*TASK TO CARRY OUT*
Your answer should be a single number: how many lines in the data below hold the string "JSON".

--- RECORDS ---

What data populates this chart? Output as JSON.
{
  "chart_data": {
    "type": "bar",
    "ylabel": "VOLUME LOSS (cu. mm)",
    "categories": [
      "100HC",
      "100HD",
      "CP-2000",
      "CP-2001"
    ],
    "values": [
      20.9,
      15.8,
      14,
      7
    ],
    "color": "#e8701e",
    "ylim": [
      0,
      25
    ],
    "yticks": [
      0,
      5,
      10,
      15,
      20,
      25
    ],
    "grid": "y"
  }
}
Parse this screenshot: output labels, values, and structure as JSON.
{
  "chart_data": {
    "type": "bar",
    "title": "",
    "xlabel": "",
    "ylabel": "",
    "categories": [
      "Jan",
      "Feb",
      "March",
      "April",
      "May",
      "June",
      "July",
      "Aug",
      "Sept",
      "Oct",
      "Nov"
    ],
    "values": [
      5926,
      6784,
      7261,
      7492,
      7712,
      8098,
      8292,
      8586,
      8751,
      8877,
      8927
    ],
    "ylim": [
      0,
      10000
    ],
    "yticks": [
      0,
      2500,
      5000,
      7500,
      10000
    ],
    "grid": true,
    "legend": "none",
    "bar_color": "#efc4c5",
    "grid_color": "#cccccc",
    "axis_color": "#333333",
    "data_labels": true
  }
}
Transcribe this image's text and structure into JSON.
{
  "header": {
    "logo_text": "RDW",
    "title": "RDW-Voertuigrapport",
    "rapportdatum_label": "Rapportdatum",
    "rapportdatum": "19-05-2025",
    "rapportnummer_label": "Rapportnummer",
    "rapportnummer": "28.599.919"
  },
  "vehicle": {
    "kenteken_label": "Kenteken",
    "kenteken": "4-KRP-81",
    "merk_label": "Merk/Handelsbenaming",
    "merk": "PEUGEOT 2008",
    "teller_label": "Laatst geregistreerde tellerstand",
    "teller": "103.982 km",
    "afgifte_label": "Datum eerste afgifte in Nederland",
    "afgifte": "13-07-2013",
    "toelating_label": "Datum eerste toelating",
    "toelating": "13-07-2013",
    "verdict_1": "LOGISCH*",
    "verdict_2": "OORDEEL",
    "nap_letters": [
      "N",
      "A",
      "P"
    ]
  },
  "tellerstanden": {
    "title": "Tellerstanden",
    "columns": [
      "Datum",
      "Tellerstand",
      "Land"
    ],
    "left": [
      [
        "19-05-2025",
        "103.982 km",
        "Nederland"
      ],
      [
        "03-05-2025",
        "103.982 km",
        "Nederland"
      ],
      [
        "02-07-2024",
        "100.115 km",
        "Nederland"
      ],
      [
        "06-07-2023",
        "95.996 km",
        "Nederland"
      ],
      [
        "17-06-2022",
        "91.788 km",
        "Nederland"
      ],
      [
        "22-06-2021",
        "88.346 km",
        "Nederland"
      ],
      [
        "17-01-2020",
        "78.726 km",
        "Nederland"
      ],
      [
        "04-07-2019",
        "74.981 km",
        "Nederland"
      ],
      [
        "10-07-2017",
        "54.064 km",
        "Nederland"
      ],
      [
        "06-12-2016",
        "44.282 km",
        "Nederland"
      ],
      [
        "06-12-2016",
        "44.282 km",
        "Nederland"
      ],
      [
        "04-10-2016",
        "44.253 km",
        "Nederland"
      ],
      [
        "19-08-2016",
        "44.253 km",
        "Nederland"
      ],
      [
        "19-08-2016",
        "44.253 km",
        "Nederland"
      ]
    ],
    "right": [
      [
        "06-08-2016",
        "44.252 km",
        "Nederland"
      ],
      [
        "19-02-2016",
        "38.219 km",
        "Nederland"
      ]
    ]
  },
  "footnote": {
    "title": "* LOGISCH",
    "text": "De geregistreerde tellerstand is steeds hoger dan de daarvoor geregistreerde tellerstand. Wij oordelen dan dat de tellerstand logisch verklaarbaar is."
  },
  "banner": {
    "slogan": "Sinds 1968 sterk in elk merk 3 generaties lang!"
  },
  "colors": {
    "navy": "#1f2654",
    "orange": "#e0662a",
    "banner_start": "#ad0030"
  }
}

---

*SOLUTION TO THIS PROBLEM*
3